**Data rows:**
################
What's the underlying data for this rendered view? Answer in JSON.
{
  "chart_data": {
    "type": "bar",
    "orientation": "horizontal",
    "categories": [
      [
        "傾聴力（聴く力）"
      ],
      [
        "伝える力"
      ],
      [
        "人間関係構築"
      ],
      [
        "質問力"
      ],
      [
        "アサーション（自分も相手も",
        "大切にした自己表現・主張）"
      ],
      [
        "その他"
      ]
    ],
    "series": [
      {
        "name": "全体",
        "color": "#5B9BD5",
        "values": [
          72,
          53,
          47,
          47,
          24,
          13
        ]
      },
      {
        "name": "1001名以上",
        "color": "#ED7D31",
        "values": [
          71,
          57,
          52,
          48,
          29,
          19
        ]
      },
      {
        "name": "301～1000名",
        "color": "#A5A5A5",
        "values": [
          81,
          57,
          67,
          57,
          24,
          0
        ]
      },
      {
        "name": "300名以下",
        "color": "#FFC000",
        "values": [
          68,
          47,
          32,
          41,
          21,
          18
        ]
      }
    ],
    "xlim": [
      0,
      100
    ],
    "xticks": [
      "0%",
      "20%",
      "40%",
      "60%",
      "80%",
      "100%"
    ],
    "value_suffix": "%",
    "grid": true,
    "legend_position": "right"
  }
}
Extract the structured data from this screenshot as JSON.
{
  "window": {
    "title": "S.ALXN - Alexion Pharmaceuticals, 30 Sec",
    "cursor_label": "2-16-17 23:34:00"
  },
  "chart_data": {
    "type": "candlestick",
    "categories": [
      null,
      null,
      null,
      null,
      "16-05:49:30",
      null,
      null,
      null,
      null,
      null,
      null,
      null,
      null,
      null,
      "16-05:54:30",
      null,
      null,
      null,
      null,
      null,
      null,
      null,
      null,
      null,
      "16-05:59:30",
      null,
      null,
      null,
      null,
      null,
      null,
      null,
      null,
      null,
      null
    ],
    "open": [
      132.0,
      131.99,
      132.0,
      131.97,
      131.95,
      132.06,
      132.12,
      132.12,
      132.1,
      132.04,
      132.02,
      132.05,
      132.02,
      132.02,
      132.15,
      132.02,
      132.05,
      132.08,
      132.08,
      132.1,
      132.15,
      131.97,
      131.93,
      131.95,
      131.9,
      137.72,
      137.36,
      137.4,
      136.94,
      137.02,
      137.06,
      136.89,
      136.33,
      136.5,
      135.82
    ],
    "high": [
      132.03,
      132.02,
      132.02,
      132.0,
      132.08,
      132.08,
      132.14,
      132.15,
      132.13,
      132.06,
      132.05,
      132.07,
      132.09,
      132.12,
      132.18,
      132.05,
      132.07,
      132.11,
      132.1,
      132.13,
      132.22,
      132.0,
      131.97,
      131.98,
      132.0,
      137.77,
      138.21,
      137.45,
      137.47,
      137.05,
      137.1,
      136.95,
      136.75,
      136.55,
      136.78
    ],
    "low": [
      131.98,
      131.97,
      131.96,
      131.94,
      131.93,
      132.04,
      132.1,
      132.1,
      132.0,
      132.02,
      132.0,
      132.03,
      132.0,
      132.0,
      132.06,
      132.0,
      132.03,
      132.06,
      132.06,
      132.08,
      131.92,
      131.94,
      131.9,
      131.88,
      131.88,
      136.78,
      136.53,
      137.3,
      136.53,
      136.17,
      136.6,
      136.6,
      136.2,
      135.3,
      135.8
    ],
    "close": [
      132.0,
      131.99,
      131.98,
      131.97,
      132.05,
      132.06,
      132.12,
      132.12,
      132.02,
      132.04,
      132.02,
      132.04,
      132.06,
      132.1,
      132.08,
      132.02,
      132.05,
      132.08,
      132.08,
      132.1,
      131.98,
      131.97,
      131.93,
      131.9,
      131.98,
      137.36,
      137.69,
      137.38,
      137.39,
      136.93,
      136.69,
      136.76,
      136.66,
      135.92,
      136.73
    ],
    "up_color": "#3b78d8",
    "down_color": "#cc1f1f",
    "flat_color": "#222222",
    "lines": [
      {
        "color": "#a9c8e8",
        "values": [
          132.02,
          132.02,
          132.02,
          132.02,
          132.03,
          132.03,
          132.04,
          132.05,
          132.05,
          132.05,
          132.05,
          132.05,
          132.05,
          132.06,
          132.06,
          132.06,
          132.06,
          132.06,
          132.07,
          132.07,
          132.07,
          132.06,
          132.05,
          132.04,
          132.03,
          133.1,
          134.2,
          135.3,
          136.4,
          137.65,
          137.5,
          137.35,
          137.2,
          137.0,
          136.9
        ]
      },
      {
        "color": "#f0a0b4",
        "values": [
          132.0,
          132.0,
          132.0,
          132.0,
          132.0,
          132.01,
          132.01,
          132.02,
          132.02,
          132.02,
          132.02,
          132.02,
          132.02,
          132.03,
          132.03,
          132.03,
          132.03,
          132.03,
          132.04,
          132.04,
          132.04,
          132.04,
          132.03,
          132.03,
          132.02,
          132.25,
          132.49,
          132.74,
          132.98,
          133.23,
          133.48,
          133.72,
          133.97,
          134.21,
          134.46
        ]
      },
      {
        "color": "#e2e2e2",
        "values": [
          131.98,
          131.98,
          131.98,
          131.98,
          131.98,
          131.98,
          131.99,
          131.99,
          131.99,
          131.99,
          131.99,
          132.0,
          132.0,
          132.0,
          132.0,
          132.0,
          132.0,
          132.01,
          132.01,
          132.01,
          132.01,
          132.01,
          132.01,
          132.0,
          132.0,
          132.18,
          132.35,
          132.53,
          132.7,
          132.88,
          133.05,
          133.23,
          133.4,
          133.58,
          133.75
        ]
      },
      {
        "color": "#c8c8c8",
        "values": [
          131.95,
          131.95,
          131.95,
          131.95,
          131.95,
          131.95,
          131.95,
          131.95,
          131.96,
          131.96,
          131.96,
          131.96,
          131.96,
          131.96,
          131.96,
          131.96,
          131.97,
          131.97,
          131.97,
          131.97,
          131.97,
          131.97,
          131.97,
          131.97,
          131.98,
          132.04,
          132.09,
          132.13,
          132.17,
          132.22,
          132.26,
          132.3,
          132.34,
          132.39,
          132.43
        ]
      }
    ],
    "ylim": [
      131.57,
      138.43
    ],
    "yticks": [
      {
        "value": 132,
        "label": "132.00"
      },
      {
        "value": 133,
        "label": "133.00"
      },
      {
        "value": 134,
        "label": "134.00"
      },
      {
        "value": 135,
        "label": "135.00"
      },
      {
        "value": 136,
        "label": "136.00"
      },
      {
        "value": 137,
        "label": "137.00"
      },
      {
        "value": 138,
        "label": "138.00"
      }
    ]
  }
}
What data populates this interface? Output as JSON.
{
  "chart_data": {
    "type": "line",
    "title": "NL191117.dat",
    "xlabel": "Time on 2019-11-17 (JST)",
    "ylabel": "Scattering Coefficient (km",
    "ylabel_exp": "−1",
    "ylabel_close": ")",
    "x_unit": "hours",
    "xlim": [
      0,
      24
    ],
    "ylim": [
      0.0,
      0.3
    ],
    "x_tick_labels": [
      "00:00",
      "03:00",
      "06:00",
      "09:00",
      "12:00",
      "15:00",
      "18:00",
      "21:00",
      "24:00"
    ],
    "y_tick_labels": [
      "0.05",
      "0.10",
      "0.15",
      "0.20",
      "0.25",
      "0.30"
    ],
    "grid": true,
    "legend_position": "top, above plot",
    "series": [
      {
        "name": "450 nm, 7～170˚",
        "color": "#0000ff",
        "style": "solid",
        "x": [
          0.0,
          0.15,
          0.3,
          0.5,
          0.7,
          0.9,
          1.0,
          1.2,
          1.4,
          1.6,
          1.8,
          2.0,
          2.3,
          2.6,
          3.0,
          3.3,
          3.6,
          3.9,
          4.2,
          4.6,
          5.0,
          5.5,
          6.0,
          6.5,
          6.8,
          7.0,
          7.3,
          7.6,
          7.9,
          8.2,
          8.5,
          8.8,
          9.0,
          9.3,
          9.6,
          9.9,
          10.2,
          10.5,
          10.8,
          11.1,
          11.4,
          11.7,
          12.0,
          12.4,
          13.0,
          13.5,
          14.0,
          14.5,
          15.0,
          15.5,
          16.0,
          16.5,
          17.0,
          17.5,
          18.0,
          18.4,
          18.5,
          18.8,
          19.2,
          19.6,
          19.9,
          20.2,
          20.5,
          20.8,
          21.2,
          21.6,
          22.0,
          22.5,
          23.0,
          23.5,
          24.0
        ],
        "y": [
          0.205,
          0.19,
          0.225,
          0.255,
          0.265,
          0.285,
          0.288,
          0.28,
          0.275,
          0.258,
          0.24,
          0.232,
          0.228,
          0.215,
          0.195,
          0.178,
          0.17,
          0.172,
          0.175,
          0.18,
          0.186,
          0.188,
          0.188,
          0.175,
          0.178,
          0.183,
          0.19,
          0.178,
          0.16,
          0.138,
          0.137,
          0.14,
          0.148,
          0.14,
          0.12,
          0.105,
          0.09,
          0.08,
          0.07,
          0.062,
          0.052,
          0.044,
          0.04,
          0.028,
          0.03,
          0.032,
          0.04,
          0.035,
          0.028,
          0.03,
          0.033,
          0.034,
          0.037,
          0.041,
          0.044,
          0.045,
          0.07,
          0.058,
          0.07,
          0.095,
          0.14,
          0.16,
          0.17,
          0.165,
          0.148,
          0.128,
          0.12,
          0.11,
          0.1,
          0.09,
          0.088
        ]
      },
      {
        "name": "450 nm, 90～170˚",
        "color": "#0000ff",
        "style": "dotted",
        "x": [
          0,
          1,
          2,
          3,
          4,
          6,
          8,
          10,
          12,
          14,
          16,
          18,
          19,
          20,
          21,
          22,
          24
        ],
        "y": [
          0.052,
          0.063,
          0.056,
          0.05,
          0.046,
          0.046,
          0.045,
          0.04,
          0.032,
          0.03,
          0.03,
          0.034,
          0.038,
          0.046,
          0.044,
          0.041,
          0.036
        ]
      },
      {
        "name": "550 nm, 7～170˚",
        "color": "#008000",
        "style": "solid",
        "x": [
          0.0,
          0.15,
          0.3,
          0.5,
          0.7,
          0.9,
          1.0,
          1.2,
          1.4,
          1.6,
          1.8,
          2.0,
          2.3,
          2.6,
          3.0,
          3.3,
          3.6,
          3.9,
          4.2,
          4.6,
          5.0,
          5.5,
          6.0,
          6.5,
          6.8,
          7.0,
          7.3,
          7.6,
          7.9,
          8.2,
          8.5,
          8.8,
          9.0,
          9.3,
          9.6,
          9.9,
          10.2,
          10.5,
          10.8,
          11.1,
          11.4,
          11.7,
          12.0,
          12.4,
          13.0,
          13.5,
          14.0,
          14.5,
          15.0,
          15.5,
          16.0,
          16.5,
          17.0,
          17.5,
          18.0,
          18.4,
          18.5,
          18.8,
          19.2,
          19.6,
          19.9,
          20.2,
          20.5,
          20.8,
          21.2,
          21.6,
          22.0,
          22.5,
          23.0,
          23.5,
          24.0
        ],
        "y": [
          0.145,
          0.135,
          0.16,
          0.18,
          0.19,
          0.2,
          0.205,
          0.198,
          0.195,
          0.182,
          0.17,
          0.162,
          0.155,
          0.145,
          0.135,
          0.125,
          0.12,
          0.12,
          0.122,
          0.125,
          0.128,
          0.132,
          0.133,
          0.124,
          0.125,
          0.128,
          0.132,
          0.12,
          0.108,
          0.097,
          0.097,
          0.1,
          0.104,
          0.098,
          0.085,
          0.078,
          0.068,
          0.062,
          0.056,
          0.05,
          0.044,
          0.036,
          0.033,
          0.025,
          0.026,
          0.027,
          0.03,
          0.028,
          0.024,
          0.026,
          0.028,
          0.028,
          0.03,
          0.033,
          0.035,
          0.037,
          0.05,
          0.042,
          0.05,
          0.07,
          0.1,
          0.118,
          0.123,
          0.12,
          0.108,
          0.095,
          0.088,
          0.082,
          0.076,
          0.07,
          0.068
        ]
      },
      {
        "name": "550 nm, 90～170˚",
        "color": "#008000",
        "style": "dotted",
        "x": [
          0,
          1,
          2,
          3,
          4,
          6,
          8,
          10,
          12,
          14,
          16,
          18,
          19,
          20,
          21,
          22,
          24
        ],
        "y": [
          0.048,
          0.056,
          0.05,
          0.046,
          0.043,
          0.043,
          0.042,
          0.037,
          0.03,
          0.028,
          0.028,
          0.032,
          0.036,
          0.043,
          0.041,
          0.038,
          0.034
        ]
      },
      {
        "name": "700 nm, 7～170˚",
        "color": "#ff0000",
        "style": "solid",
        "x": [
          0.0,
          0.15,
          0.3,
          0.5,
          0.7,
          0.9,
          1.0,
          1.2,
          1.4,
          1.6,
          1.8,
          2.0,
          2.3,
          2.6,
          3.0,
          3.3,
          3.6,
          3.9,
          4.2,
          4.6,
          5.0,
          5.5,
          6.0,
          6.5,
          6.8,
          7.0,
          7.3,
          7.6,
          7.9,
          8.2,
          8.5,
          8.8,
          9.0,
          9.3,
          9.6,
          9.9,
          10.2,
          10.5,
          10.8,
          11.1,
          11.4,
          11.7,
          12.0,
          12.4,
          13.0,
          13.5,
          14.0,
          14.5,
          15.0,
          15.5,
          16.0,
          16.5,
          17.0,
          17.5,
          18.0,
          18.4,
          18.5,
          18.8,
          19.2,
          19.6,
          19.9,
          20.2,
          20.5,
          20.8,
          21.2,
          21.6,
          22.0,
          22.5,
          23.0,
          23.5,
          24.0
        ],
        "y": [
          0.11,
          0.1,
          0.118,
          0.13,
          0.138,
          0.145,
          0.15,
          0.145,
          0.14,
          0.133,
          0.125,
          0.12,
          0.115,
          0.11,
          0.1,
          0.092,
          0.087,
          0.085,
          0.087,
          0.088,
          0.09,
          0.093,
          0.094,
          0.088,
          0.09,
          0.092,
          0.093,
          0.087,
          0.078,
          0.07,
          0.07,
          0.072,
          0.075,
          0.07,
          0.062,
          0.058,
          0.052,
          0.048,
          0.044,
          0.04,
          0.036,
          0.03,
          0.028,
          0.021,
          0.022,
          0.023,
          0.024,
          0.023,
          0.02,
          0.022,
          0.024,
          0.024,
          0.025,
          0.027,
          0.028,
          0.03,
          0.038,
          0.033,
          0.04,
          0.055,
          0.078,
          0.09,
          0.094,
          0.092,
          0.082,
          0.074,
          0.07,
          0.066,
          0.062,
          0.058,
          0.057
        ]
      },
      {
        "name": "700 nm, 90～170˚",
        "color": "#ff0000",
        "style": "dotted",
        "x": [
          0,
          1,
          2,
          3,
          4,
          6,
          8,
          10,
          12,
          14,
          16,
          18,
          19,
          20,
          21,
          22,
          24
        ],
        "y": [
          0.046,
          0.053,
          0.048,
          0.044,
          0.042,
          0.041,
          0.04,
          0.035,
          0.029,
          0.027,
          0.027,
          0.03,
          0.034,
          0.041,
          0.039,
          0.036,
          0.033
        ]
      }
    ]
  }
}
################
**Your instructions:** From the data, list each line in which the string "type" appears.

**Response to the exercise:**
    "type": "bar",
    "type": "candlestick",
    "type": "line",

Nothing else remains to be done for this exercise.